[Begin Records to process]

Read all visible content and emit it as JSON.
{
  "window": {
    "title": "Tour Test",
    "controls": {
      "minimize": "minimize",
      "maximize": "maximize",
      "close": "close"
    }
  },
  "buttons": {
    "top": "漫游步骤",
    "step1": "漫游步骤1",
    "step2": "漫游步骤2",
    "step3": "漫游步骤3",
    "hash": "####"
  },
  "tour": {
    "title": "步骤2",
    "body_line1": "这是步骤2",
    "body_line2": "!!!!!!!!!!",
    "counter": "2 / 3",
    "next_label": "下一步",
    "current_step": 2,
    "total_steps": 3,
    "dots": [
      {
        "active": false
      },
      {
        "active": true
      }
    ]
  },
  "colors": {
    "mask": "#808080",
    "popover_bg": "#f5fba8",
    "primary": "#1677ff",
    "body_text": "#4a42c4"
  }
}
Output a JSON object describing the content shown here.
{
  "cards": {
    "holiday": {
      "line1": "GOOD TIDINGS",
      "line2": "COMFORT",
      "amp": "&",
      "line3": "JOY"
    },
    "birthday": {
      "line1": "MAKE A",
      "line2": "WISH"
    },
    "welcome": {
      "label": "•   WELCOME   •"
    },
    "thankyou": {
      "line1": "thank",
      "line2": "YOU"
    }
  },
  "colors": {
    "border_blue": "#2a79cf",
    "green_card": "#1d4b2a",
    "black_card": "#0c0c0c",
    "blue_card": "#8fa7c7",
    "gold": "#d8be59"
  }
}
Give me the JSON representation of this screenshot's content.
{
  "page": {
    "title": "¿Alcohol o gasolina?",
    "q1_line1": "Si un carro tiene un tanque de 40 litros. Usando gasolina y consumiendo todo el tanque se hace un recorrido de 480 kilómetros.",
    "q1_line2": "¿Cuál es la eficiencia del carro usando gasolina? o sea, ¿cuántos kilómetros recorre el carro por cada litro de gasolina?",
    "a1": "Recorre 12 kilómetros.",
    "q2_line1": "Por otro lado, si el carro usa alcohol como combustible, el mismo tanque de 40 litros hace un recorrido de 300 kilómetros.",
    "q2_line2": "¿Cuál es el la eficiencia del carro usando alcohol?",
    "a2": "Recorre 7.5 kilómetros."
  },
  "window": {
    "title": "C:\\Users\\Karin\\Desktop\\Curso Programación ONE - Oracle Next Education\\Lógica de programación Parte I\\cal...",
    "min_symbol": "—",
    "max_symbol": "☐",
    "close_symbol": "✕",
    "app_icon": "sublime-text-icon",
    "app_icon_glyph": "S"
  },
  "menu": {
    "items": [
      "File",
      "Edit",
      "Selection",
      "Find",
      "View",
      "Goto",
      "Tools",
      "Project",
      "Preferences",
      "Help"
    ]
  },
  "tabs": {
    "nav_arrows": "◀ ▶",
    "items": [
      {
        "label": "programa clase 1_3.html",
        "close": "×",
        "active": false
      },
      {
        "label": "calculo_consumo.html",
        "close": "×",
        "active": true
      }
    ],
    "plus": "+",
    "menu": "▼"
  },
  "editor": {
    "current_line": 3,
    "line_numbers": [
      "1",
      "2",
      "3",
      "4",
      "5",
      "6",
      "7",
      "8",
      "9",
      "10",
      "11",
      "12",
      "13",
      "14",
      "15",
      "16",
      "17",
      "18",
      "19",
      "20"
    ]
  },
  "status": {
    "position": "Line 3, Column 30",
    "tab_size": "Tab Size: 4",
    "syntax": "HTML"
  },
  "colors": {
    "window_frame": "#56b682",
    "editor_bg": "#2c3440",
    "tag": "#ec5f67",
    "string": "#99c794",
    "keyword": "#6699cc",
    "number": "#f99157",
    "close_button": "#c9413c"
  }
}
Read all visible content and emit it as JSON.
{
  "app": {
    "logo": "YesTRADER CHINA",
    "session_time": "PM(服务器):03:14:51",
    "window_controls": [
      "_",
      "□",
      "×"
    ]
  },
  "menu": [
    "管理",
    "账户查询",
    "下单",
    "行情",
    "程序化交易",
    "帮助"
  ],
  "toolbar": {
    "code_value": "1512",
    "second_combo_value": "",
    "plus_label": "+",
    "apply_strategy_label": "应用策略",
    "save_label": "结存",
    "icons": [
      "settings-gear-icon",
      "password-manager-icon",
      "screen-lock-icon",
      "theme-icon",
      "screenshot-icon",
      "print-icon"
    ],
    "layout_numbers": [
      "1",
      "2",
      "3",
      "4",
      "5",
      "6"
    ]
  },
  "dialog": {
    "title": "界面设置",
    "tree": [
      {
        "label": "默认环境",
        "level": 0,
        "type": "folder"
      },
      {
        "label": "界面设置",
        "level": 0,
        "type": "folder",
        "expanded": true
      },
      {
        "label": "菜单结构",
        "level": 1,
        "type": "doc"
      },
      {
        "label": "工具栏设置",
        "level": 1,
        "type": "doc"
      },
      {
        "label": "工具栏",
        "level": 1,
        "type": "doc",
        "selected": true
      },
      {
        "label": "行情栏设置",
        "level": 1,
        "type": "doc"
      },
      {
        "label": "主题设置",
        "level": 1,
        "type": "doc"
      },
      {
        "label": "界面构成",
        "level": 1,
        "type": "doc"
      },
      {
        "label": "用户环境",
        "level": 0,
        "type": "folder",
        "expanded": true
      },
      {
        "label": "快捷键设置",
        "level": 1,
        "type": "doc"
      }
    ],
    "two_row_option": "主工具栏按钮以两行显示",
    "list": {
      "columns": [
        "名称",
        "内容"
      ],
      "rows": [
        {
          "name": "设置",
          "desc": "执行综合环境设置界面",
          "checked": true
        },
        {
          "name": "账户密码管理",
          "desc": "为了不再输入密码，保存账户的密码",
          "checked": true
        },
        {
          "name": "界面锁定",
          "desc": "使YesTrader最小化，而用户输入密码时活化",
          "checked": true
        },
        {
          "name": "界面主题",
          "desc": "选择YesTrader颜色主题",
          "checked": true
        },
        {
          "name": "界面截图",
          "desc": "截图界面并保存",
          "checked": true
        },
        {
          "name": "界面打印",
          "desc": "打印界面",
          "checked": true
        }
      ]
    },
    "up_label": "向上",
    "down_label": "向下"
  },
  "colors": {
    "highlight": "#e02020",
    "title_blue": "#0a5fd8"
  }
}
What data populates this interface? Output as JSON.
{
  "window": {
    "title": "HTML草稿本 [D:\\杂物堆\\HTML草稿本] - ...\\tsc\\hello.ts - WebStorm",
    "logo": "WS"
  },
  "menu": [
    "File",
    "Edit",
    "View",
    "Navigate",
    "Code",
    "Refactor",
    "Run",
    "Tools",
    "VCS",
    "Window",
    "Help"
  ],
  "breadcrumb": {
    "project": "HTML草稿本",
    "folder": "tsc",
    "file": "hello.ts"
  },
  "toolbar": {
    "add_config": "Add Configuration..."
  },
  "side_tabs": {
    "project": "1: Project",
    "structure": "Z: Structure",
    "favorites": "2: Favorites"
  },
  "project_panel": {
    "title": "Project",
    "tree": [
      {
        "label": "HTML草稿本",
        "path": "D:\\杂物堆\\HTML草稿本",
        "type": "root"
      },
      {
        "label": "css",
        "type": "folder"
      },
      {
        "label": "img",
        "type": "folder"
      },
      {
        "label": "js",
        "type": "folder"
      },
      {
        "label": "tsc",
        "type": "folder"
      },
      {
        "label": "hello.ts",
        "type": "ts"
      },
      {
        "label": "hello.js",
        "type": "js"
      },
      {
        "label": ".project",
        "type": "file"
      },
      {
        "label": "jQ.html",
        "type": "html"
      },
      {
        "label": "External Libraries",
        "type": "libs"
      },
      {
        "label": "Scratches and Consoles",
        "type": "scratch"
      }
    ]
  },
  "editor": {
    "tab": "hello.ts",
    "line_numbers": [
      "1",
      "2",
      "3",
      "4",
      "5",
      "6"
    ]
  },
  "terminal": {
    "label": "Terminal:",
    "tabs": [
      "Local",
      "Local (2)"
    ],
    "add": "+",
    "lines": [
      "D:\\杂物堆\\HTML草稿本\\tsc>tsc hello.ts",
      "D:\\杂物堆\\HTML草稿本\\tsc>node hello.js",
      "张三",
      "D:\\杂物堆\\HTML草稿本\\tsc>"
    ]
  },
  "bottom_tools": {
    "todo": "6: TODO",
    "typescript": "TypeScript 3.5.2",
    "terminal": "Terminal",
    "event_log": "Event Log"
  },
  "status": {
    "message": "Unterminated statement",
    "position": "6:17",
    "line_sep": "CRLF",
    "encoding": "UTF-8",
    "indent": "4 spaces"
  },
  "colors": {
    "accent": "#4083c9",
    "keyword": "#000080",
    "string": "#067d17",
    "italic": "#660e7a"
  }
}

[End Records to process]

*What you will do*:
Using the listing above, return all lines where the word "carro" occurs.

*Correct output*:
    "q1_line1": "Si un carro tiene un tanque de 40 litros. Usando gasolina y consumiendo todo el tanque se hace un recorrido de 480 kilómetros.",
    "q1_line2": "¿Cuál es la eficiencia del carro usando gasolina? o sea, ¿cuántos kilómetros recorre el carro por cada litro de gasolina?",
    "q2_line1": "Por otro lado, si el carro usa alcohol como combustible, el mismo tanque de 40 litros hace un recorrido de 300 kilómetros.",
    "q2_line2": "¿Cuál es el la eficiencia del carro usando alcohol?",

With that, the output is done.